Written problem
Can you copy out, word for word, the material from its first line up to and including the line with "cell-capacity: 918.90: [418, 246, 552, 266]"?

Records shown
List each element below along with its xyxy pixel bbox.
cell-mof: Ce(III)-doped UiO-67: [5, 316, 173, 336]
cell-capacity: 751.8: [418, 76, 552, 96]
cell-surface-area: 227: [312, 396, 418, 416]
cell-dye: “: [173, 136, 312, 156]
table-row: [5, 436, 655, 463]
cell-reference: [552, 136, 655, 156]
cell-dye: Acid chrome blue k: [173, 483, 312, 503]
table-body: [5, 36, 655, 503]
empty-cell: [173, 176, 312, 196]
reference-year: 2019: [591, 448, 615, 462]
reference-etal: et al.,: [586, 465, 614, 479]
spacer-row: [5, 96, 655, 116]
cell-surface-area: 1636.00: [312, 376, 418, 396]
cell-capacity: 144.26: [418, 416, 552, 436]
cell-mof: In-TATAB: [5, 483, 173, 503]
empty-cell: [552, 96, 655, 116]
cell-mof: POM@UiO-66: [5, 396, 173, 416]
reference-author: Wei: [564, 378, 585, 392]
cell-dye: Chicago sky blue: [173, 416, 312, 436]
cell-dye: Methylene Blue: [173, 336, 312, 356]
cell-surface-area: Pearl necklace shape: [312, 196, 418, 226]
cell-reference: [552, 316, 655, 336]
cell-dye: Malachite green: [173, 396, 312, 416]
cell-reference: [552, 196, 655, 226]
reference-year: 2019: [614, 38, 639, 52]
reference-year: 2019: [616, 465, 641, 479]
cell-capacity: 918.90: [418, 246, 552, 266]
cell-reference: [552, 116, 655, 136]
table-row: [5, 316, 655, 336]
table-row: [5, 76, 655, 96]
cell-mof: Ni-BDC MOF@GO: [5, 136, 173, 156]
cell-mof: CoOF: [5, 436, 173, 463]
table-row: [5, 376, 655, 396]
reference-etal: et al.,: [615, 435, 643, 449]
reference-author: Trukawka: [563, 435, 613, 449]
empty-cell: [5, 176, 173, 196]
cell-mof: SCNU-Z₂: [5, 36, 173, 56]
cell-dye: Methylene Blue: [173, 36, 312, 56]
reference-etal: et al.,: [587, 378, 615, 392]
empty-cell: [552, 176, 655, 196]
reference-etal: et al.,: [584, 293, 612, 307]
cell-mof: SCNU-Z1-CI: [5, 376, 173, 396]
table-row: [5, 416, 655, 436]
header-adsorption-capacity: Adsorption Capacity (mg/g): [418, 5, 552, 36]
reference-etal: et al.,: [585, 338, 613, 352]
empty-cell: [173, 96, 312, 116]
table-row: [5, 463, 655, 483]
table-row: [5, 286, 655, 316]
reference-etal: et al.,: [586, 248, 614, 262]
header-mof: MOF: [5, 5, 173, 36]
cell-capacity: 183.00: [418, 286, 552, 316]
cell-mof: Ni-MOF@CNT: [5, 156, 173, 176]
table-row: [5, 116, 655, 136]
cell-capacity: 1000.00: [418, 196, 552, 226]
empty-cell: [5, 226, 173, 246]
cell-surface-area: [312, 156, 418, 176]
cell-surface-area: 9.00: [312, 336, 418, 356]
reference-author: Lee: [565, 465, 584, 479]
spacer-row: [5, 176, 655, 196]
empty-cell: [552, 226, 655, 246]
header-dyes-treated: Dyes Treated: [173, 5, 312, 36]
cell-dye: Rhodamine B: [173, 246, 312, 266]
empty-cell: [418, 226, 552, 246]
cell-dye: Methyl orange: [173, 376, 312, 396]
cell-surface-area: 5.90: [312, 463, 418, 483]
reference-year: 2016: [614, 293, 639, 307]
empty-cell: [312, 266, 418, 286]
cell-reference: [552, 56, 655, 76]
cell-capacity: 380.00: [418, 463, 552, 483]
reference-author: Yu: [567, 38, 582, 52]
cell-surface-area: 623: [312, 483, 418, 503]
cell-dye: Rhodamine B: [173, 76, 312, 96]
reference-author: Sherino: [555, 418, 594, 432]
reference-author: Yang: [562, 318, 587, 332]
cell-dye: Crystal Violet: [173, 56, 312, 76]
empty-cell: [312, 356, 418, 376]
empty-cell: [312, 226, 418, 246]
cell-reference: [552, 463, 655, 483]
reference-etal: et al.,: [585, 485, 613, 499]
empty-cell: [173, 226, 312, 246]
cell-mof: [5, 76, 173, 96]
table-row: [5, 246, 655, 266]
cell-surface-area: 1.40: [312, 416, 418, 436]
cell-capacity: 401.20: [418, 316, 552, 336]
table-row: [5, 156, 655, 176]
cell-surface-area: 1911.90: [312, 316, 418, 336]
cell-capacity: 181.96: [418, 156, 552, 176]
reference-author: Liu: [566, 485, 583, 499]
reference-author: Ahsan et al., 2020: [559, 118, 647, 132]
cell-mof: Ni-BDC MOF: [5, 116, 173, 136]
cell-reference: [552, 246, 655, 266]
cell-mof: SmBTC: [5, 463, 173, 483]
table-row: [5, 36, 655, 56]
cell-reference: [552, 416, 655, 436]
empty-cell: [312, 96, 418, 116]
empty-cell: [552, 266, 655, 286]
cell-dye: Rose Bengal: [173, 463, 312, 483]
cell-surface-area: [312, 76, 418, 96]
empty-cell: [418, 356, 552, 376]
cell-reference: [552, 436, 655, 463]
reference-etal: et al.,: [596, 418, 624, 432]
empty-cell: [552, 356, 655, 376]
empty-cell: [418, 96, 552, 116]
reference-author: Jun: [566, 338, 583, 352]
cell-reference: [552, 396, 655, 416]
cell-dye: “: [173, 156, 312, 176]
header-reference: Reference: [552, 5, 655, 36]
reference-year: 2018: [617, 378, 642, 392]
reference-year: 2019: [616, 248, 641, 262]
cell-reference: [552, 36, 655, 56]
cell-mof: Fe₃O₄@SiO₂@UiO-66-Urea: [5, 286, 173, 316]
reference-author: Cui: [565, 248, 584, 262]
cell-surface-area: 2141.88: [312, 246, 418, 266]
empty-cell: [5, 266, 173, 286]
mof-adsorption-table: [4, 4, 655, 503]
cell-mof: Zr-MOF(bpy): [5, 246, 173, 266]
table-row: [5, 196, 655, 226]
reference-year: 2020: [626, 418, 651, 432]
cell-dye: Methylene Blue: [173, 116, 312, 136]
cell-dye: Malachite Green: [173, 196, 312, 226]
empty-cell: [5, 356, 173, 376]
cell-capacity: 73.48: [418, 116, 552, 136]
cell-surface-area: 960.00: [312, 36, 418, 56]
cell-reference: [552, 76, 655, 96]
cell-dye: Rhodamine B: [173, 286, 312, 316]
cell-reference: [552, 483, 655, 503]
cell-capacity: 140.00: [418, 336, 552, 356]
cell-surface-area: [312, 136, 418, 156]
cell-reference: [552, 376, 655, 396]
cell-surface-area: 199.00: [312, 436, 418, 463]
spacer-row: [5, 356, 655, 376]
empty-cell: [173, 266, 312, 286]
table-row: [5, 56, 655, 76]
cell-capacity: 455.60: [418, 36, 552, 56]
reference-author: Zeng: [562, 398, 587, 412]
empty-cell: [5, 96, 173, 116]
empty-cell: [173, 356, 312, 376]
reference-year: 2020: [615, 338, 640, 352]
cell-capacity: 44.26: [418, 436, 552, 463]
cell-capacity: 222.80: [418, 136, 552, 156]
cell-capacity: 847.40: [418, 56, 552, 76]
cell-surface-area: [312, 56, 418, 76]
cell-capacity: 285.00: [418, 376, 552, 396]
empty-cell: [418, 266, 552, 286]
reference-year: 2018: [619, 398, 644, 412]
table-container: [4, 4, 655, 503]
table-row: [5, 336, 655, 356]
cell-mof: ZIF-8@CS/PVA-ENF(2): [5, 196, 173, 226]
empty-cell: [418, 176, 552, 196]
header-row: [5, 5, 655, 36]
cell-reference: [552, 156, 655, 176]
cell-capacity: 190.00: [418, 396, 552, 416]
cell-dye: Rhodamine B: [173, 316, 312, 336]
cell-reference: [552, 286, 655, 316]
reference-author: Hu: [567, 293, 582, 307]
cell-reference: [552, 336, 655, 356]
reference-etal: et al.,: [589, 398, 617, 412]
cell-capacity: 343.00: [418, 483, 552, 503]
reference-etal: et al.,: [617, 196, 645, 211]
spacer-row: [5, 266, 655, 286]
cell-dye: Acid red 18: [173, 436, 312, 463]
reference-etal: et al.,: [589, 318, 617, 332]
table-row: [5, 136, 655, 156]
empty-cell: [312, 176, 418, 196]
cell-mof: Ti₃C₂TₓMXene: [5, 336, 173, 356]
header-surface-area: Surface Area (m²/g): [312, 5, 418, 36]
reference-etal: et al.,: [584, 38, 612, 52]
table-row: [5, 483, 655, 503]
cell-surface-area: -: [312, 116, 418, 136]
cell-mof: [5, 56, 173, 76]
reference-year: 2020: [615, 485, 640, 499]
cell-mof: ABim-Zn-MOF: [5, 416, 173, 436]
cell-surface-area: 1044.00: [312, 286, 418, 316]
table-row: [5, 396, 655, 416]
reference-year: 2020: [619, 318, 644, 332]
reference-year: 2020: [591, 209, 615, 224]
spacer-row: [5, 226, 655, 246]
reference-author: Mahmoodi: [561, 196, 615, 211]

Output for this task
List each element below along with its xyxy pixel bbox.
cell-mof: Ce(III)-doped UiO-67: [5, 316, 173, 336]
cell-capacity: 751.8: [418, 76, 552, 96]
cell-surface-area: 227: [312, 396, 418, 416]
cell-dye: “: [173, 136, 312, 156]
table-row: [5, 436, 655, 463]
cell-reference: [552, 136, 655, 156]
cell-dye: Acid chrome blue k: [173, 483, 312, 503]
table-body: [5, 36, 655, 503]
empty-cell: [173, 176, 312, 196]
reference-year: 2019: [591, 448, 615, 462]
reference-etal: et al.,: [586, 465, 614, 479]
spacer-row: [5, 96, 655, 116]
cell-surface-area: 1636.00: [312, 376, 418, 396]
cell-capacity: 144.26: [418, 416, 552, 436]
cell-mof: In-TATAB: [5, 483, 173, 503]
empty-cell: [552, 96, 655, 116]
cell-mof: POM@UiO-66: [5, 396, 173, 416]
reference-author: Wei: [564, 378, 585, 392]
cell-dye: Chicago sky blue: [173, 416, 312, 436]
cell-dye: Methylene Blue: [173, 336, 312, 356]
cell-surface-area: Pearl necklace shape: [312, 196, 418, 226]
cell-reference: [552, 316, 655, 336]
cell-dye: Malachite green: [173, 396, 312, 416]
cell-reference: [552, 196, 655, 226]
reference-year: 2019: [614, 38, 639, 52]
reference-year: 2019: [616, 465, 641, 479]
cell-capacity: 918.90: [418, 246, 552, 266]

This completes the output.